**WHAT YOU NEED TO DO**.
Your task is to repeat, word for word, the line containing "Give me a plain-text" and all lines that follow it to the end of the material, and no other lines.
** begin RECORDS FOR THIS TASK **
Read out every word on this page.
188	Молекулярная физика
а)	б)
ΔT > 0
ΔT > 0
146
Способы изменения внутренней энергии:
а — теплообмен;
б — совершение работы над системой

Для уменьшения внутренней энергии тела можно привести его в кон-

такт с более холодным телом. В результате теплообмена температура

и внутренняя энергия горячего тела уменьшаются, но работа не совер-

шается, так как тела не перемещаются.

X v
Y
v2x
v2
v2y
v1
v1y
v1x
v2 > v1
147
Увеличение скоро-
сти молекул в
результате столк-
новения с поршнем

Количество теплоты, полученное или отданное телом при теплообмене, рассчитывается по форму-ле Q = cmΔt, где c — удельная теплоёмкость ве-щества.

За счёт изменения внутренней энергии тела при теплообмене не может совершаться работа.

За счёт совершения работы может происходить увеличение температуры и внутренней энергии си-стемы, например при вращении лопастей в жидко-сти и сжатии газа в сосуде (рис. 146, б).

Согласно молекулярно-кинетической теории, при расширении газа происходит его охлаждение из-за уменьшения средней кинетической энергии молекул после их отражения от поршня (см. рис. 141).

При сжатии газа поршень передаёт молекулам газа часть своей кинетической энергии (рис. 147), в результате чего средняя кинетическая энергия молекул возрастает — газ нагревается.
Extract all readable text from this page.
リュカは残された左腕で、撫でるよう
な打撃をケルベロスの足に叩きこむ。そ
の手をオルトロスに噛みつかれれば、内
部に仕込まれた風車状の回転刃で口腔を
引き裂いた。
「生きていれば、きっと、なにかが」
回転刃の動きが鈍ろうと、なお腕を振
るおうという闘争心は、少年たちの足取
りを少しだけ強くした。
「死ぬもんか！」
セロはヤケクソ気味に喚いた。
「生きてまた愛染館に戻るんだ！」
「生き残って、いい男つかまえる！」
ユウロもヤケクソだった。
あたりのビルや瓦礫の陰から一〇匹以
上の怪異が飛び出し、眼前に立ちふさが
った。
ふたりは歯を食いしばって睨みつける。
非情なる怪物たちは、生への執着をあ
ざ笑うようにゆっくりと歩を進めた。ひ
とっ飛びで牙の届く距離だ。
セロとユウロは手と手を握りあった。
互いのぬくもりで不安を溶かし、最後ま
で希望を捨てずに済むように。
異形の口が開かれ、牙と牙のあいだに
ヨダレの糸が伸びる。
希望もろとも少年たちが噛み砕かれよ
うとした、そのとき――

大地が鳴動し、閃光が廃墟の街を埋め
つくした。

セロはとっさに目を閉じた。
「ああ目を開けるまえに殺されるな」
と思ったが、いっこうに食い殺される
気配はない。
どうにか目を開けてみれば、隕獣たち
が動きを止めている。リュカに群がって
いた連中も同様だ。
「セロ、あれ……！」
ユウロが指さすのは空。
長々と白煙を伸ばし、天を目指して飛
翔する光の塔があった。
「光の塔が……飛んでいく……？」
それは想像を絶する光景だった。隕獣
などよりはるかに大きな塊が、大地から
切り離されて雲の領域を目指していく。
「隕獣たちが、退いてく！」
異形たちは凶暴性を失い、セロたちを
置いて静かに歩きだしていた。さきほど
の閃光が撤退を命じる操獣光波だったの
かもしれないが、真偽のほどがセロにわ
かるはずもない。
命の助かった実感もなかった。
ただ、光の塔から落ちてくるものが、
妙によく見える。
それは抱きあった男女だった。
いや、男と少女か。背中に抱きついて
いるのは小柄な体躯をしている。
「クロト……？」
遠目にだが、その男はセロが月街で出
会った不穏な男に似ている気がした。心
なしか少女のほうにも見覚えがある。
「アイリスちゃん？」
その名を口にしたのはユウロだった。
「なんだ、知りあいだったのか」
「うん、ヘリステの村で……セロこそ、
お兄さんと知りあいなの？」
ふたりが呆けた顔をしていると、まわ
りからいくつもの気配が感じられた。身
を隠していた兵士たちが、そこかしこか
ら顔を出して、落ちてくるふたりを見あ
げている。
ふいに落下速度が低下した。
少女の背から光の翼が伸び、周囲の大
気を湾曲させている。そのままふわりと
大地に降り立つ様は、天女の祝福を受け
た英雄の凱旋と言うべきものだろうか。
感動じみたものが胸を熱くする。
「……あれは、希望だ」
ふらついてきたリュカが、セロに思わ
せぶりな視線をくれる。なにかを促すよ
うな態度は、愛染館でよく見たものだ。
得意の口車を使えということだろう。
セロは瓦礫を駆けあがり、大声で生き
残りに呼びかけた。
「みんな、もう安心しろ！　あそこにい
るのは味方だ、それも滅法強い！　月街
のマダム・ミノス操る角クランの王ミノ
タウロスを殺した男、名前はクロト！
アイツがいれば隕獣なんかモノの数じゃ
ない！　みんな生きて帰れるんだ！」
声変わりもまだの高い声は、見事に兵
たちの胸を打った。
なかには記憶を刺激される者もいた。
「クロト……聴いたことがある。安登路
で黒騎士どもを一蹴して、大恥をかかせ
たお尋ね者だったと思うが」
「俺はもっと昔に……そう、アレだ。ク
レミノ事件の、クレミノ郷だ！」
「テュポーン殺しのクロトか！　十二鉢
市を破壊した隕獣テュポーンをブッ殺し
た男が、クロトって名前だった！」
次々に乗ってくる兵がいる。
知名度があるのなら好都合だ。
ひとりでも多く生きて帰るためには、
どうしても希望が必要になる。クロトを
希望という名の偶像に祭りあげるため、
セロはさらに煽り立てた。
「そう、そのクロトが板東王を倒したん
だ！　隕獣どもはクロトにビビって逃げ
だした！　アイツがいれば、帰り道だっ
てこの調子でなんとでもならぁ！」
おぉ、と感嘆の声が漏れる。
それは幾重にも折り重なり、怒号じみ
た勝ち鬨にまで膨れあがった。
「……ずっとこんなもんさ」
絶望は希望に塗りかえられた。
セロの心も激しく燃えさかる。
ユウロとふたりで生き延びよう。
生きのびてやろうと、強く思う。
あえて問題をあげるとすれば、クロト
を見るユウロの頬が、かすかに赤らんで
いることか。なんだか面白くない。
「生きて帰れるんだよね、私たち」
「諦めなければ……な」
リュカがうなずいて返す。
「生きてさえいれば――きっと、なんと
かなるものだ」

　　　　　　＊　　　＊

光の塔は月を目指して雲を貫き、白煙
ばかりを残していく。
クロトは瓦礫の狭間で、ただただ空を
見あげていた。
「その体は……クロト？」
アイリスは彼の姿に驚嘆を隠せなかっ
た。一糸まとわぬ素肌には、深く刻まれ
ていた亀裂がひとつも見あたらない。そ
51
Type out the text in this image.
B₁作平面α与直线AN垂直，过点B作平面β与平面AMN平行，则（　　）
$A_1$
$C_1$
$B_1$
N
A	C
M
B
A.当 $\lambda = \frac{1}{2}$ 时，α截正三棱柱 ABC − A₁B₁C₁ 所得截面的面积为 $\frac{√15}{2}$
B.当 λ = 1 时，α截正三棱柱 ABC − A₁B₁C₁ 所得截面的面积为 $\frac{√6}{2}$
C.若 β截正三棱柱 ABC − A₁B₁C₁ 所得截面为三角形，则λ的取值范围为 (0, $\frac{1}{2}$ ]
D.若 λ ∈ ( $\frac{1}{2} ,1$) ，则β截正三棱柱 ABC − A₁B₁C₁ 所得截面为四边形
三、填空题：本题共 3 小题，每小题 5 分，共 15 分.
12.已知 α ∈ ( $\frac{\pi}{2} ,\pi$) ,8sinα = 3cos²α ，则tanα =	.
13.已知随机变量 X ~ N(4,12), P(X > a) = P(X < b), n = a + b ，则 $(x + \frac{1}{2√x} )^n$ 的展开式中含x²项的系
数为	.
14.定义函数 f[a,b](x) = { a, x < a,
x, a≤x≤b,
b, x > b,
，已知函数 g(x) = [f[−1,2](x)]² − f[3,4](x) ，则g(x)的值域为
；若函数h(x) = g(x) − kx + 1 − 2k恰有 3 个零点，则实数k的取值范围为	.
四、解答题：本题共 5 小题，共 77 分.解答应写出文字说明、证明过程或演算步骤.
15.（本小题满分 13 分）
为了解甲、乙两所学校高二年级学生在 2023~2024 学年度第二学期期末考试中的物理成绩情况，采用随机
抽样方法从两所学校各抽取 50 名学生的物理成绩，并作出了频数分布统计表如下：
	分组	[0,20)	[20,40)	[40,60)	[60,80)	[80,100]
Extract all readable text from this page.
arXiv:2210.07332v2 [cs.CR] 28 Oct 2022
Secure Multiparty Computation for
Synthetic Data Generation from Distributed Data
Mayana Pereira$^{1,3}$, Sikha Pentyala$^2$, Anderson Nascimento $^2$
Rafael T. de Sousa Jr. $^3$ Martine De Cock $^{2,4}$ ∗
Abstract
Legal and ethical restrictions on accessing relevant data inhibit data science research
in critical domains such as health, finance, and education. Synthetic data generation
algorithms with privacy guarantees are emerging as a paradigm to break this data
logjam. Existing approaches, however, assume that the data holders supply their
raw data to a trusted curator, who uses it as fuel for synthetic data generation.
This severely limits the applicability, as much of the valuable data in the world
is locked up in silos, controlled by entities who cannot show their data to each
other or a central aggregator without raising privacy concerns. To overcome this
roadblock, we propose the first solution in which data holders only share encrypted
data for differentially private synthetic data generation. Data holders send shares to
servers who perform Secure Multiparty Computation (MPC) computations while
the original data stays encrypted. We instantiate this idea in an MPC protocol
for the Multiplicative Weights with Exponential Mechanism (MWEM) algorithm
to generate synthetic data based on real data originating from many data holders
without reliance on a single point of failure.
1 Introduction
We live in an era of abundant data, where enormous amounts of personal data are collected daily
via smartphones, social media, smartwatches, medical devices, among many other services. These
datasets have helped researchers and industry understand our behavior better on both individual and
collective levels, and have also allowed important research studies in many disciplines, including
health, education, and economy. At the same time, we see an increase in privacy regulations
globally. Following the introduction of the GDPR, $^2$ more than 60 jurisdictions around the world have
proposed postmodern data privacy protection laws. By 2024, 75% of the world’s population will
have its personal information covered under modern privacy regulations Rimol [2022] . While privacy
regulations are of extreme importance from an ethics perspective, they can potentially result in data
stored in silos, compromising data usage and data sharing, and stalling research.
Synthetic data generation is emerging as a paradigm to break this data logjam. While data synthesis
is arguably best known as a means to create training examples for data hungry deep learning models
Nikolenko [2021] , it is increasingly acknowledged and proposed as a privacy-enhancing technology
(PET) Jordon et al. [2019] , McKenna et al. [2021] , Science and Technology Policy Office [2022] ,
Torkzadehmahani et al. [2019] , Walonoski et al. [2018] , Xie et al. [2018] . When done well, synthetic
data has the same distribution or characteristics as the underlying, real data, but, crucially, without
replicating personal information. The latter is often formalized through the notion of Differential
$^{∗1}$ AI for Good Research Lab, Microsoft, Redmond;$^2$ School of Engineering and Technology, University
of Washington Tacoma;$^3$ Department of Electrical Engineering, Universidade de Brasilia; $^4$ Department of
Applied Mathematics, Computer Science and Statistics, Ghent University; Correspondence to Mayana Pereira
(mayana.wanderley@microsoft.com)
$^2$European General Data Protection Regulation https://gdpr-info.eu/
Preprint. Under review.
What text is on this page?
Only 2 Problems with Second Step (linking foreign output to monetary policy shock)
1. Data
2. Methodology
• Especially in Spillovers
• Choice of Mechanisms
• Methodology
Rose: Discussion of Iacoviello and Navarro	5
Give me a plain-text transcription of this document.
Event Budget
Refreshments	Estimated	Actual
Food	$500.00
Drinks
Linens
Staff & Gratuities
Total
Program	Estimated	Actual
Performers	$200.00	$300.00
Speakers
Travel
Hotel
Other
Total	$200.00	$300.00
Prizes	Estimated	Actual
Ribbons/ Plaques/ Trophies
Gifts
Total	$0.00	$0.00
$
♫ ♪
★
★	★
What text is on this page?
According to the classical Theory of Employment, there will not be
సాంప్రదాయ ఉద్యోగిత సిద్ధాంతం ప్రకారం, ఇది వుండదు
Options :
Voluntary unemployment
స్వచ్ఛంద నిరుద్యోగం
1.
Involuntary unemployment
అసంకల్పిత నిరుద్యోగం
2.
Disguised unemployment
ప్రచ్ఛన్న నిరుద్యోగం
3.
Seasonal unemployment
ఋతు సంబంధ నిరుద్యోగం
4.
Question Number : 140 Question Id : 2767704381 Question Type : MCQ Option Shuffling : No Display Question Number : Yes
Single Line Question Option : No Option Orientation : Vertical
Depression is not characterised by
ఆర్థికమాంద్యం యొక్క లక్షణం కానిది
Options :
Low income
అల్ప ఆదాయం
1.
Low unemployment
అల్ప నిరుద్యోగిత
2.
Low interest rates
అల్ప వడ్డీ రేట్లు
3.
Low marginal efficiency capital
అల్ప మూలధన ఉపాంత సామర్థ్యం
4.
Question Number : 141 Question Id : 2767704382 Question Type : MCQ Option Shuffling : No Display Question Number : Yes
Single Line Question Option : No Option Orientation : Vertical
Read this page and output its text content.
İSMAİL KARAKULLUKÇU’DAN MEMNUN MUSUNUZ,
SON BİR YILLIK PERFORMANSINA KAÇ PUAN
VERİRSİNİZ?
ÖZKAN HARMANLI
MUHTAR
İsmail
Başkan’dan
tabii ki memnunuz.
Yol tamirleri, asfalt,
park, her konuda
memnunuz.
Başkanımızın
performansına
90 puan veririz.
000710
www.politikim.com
** end RECORDS FOR THIS TASK **
**RESULT OF THE EXERCISE**.
Give me a plain-text transcription of this document.
Event Budget
Refreshments	Estimated	Actual
Food	$500.00
Drinks
Linens
Staff & Gratuities
Total
Program	Estimated	Actual
Performers	$200.00	$300.00
Speakers
Travel
Hotel
Other
Total	$200.00	$300.00
Prizes	Estimated	Actual
Ribbons/ Plaques/ Trophies
Gifts
Total	$0.00	$0.00
$
♫ ♪
★
★	★
What text is on this page?
According to the classical Theory of Employment, there will not be
సాంప్రదాయ ఉద్యోగిత సిద్ధాంతం ప్రకారం, ఇది వుండదు
Options :
Voluntary unemployment
స్వచ్ఛంద నిరుద్యోగం
1.
Involuntary unemployment
అసంకల్పిత నిరుద్యోగం
2.
Disguised unemployment
ప్రచ్ఛన్న నిరుద్యోగం
3.
Seasonal unemployment
ఋతు సంబంధ నిరుద్యోగం
4.
Question Number : 140 Question Id : 2767704381 Question Type : MCQ Option Shuffling : No Display Question Number : Yes
Single Line Question Option : No Option Orientation : Vertical
Depression is not characterised by
ఆర్థికమాంద్యం యొక్క లక్షణం కానిది
Options :
Low income
అల్ప ఆదాయం
1.
Low unemployment
అల్ప నిరుద్యోగిత
2.
Low interest rates
అల్ప వడ్డీ రేట్లు
3.
Low marginal efficiency capital
అల్ప మూలధన ఉపాంత సామర్థ్యం
4.
Question Number : 141 Question Id : 2767704382 Question Type : MCQ Option Shuffling : No Display Question Number : Yes
Single Line Question Option : No Option Orientation : Vertical
Read this page and output its text content.
İSMAİL KARAKULLUKÇU’DAN MEMNUN MUSUNUZ,
SON BİR YILLIK PERFORMANSINA KAÇ PUAN
VERİRSİNİZ?
ÖZKAN HARMANLI
MUHTAR
İsmail
Başkan’dan
tabii ki memnunuz.
Yol tamirleri, asfalt,
park, her konuda
memnunuz.
Başkanımızın
performansına
90 puan veririz.
000710
www.politikim.com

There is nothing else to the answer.